Collected data entries
####
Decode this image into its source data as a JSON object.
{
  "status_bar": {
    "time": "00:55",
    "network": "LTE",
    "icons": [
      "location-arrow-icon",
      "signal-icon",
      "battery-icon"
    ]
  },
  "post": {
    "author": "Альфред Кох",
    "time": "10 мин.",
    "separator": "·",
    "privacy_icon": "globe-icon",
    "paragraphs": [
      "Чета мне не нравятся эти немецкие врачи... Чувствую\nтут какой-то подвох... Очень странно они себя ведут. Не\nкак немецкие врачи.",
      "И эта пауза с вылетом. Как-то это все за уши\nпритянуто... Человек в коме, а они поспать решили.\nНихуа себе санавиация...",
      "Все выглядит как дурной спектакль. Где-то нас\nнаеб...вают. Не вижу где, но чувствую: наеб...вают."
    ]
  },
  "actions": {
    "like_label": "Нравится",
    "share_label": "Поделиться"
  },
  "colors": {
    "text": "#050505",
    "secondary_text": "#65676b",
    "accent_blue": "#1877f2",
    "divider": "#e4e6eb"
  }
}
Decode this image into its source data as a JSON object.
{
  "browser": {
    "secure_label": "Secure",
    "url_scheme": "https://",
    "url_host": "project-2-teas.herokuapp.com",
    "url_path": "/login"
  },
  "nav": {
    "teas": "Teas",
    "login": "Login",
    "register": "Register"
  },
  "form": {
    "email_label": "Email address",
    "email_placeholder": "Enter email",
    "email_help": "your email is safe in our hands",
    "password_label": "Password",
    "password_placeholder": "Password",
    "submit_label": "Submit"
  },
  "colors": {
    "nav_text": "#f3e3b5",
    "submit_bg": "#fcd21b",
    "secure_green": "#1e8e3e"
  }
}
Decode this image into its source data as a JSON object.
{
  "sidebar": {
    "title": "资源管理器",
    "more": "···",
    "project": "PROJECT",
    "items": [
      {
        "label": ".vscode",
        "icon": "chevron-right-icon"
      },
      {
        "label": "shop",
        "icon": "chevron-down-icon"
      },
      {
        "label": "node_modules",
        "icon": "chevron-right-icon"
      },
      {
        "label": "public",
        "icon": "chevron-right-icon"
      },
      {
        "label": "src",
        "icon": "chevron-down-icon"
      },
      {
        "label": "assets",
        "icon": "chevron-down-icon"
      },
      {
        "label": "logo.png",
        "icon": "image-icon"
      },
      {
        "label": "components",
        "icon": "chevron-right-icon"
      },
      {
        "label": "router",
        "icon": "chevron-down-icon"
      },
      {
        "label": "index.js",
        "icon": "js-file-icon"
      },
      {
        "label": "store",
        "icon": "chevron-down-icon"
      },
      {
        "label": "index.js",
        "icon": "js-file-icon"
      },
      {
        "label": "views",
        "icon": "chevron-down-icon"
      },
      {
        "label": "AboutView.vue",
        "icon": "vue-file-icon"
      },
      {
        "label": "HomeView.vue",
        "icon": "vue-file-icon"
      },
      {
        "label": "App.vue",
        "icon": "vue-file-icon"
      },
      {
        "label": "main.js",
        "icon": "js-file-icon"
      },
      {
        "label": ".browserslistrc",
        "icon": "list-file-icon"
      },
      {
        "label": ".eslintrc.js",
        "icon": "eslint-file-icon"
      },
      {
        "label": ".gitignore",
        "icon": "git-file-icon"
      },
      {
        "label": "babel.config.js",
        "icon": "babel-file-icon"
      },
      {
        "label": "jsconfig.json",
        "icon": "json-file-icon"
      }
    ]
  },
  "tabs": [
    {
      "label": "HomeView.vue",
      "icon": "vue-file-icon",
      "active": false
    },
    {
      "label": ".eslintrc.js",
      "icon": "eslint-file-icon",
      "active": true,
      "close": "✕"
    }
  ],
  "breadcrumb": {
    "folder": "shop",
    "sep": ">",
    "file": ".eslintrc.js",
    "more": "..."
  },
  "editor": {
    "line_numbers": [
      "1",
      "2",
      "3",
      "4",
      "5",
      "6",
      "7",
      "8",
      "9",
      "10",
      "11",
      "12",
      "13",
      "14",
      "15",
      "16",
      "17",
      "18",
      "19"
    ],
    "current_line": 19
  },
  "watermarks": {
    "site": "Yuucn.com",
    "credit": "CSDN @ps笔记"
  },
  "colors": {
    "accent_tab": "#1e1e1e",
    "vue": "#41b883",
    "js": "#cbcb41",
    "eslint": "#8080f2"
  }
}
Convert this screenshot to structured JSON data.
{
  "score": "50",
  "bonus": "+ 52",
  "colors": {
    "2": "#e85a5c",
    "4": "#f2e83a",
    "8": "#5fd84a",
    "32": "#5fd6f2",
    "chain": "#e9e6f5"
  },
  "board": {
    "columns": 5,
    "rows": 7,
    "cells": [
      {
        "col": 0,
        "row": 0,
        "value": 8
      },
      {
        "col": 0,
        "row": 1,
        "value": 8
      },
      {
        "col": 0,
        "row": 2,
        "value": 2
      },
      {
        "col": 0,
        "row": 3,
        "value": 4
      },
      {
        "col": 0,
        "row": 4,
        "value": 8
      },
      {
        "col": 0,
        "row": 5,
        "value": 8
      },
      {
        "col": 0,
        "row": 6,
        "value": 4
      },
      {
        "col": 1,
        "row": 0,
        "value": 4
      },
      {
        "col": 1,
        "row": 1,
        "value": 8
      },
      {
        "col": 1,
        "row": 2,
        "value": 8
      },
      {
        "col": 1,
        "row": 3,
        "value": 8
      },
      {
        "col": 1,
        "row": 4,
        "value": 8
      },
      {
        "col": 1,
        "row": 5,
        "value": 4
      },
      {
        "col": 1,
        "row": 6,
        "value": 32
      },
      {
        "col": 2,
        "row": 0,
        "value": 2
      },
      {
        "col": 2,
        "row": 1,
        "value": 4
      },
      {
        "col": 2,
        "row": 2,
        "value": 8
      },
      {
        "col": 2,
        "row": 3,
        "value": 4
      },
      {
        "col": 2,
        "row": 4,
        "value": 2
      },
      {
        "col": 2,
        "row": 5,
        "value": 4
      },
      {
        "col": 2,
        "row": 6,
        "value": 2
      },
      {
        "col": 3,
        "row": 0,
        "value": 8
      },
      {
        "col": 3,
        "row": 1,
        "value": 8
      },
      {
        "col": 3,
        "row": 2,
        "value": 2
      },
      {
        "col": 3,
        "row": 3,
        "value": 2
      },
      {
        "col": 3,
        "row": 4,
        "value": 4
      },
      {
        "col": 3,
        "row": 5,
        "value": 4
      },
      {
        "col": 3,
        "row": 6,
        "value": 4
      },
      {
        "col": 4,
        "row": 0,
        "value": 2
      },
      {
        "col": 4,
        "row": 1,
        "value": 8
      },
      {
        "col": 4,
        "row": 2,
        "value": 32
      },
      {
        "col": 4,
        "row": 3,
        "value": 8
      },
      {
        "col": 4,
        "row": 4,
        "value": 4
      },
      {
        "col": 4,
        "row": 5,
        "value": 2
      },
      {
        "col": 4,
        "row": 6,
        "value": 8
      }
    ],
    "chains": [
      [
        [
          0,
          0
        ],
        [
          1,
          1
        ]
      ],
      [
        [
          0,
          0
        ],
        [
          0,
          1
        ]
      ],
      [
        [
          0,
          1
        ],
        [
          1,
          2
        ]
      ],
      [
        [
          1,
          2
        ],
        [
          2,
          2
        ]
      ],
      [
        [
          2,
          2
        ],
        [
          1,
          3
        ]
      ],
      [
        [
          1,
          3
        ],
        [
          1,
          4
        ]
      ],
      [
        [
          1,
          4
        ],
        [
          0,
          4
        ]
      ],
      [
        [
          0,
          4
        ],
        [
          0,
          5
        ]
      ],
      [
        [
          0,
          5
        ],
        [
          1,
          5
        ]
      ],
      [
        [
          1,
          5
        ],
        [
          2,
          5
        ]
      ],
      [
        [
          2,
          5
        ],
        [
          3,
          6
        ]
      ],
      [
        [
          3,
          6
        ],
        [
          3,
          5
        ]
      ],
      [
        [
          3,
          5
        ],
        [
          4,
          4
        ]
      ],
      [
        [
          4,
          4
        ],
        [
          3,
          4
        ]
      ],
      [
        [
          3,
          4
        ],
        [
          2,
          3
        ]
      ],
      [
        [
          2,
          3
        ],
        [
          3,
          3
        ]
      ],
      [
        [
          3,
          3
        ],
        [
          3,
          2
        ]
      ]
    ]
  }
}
####
All lines that include "project" are to be gathered and copied.

    "url_host": "project-2-teas.herokuapp.com",
    "project": "PROJECT",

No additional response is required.